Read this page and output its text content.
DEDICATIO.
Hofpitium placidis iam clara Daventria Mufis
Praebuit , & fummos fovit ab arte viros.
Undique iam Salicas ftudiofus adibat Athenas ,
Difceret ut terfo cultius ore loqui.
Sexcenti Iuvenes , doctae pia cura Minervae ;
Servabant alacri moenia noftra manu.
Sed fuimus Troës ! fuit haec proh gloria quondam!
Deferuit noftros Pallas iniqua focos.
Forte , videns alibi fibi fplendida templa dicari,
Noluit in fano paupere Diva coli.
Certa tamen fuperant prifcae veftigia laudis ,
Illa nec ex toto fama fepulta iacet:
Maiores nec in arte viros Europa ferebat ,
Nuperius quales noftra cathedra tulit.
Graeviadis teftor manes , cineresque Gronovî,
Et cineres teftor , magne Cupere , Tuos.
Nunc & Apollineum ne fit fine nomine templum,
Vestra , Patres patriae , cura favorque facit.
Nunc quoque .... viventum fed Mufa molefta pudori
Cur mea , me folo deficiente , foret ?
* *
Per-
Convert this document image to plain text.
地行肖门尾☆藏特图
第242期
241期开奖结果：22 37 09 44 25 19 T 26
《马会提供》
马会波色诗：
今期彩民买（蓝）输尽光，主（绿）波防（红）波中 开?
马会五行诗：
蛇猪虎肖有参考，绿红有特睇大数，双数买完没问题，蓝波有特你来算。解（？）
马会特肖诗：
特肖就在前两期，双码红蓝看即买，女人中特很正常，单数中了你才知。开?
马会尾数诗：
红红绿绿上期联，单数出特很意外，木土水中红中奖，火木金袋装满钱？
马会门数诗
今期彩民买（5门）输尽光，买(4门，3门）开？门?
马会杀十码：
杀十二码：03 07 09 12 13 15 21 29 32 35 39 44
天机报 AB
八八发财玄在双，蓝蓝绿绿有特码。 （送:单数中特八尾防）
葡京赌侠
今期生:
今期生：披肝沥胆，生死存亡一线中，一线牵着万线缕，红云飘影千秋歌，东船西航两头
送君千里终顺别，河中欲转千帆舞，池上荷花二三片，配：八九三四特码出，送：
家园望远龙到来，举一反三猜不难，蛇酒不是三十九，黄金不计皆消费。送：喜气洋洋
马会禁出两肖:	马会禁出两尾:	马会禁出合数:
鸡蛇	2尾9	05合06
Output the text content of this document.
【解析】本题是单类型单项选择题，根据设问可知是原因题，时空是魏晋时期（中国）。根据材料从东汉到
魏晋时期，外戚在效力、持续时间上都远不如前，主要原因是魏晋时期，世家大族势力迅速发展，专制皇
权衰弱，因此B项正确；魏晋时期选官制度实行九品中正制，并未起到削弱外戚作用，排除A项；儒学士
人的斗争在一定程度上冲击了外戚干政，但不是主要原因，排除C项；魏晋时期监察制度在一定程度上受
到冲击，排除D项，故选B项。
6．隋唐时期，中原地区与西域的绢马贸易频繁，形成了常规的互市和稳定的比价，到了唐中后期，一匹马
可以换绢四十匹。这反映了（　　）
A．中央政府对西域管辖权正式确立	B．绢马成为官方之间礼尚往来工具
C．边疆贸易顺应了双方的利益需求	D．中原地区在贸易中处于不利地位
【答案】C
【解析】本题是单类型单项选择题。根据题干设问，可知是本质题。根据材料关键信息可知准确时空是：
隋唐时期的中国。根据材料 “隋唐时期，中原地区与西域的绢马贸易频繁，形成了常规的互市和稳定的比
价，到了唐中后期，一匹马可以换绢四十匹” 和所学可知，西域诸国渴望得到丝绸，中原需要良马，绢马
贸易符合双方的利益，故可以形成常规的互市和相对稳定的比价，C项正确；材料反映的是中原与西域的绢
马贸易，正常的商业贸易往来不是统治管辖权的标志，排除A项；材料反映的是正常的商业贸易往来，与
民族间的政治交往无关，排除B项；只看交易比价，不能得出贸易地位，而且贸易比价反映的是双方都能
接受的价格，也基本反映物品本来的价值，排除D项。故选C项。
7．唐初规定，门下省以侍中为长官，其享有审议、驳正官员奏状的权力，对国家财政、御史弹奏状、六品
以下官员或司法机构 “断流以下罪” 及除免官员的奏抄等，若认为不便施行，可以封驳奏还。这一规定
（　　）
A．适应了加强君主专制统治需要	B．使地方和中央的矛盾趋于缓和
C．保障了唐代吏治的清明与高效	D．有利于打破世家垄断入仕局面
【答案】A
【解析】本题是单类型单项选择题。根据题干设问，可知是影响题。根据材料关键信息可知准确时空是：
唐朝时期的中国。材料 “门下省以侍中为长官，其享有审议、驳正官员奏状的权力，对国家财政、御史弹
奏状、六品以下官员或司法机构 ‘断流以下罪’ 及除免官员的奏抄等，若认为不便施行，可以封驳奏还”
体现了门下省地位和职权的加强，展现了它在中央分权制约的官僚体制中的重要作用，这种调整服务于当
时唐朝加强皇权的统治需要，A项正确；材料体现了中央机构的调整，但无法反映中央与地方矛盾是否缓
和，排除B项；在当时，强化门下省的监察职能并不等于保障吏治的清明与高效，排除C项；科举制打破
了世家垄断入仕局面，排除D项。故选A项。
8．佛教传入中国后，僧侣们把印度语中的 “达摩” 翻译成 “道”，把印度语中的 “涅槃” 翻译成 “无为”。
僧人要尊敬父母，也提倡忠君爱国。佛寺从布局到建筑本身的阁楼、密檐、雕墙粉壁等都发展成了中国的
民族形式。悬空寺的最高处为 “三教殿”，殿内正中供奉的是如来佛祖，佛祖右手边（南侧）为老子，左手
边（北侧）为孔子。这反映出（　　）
== == ==
### TO DO
Extract the complete data, matching each line exactly.

### EXERCISE OUTPUT
Read this page and output its text content.
DEDICATIO.
Hofpitium placidis iam clara Daventria Mufis
Praebuit , & fummos fovit ab arte viros.
Undique iam Salicas ftudiofus adibat Athenas ,
Difceret ut terfo cultius ore loqui.
Sexcenti Iuvenes , doctae pia cura Minervae ;
Servabant alacri moenia noftra manu.
Sed fuimus Troës ! fuit haec proh gloria quondam!
Deferuit noftros Pallas iniqua focos.
Forte , videns alibi fibi fplendida templa dicari,
Noluit in fano paupere Diva coli.
Certa tamen fuperant prifcae veftigia laudis ,
Illa nec ex toto fama fepulta iacet:
Maiores nec in arte viros Europa ferebat ,
Nuperius quales noftra cathedra tulit.
Graeviadis teftor manes , cineresque Gronovî,
Et cineres teftor , magne Cupere , Tuos.
Nunc & Apollineum ne fit fine nomine templum,
Vestra , Patres patriae , cura favorque facit.
Nunc quoque .... viventum fed Mufa molefta pudori
Cur mea , me folo deficiente , foret ?
* *
Per-
Convert this document image to plain text.
地行肖门尾☆藏特图
第242期
241期开奖结果：22 37 09 44 25 19 T 26
《马会提供》
马会波色诗：
今期彩民买（蓝）输尽光，主（绿）波防（红）波中 开?
马会五行诗：
蛇猪虎肖有参考，绿红有特睇大数，双数买完没问题，蓝波有特你来算。解（？）
马会特肖诗：
特肖就在前两期，双码红蓝看即买，女人中特很正常，单数中了你才知。开?
马会尾数诗：
红红绿绿上期联，单数出特很意外，木土水中红中奖，火木金袋装满钱？
马会门数诗
今期彩民买（5门）输尽光，买(4门，3门）开？门?
马会杀十码：
杀十二码：03 07 09 12 13 15 21 29 32 35 39 44
天机报 AB
八八发财玄在双，蓝蓝绿绿有特码。 （送:单数中特八尾防）
葡京赌侠
今期生:
今期生：披肝沥胆，生死存亡一线中，一线牵着万线缕，红云飘影千秋歌，东船西航两头
送君千里终顺别，河中欲转千帆舞，池上荷花二三片，配：八九三四特码出，送：
家园望远龙到来，举一反三猜不难，蛇酒不是三十九，黄金不计皆消费。送：喜气洋洋
马会禁出两肖:	马会禁出两尾:	马会禁出合数:
鸡蛇	2尾9	05合06
Output the text content of this document.
【解析】本题是单类型单项选择题，根据设问可知是原因题，时空是魏晋时期（中国）。根据材料从东汉到
魏晋时期，外戚在效力、持续时间上都远不如前，主要原因是魏晋时期，世家大族势力迅速发展，专制皇
权衰弱，因此B项正确；魏晋时期选官制度实行九品中正制，并未起到削弱外戚作用，排除A项；儒学士
人的斗争在一定程度上冲击了外戚干政，但不是主要原因，排除C项；魏晋时期监察制度在一定程度上受
到冲击，排除D项，故选B项。
6．隋唐时期，中原地区与西域的绢马贸易频繁，形成了常规的互市和稳定的比价，到了唐中后期，一匹马
可以换绢四十匹。这反映了（　　）
A．中央政府对西域管辖权正式确立	B．绢马成为官方之间礼尚往来工具
C．边疆贸易顺应了双方的利益需求	D．中原地区在贸易中处于不利地位
【答案】C
【解析】本题是单类型单项选择题。根据题干设问，可知是本质题。根据材料关键信息可知准确时空是：
隋唐时期的中国。根据材料 “隋唐时期，中原地区与西域的绢马贸易频繁，形成了常规的互市和稳定的比
价，到了唐中后期，一匹马可以换绢四十匹” 和所学可知，西域诸国渴望得到丝绸，中原需要良马，绢马
贸易符合双方的利益，故可以形成常规的互市和相对稳定的比价，C项正确；材料反映的是中原与西域的绢
马贸易，正常的商业贸易往来不是统治管辖权的标志，排除A项；材料反映的是正常的商业贸易往来，与
民族间的政治交往无关，排除B项；只看交易比价，不能得出贸易地位，而且贸易比价反映的是双方都能
接受的价格，也基本反映物品本来的价值，排除D项。故选C项。
7．唐初规定，门下省以侍中为长官，其享有审议、驳正官员奏状的权力，对国家财政、御史弹奏状、六品
以下官员或司法机构 “断流以下罪” 及除免官员的奏抄等，若认为不便施行，可以封驳奏还。这一规定
（　　）
A．适应了加强君主专制统治需要	B．使地方和中央的矛盾趋于缓和
C．保障了唐代吏治的清明与高效	D．有利于打破世家垄断入仕局面
【答案】A
【解析】本题是单类型单项选择题。根据题干设问，可知是影响题。根据材料关键信息可知准确时空是：
唐朝时期的中国。材料 “门下省以侍中为长官，其享有审议、驳正官员奏状的权力，对国家财政、御史弹
奏状、六品以下官员或司法机构 ‘断流以下罪’ 及除免官员的奏抄等，若认为不便施行，可以封驳奏还”
体现了门下省地位和职权的加强，展现了它在中央分权制约的官僚体制中的重要作用，这种调整服务于当
时唐朝加强皇权的统治需要，A项正确；材料体现了中央机构的调整，但无法反映中央与地方矛盾是否缓
和，排除B项；在当时，强化门下省的监察职能并不等于保障吏治的清明与高效，排除C项；科举制打破
了世家垄断入仕局面，排除D项。故选A项。
8．佛教传入中国后，僧侣们把印度语中的 “达摩” 翻译成 “道”，把印度语中的 “涅槃” 翻译成 “无为”。
僧人要尊敬父母，也提倡忠君爱国。佛寺从布局到建筑本身的阁楼、密檐、雕墙粉壁等都发展成了中国的
民族形式。悬空寺的最高处为 “三教殿”，殿内正中供奉的是如来佛祖，佛祖右手边（南侧）为老子，左手
边（北侧）为孔子。这反映出（　　）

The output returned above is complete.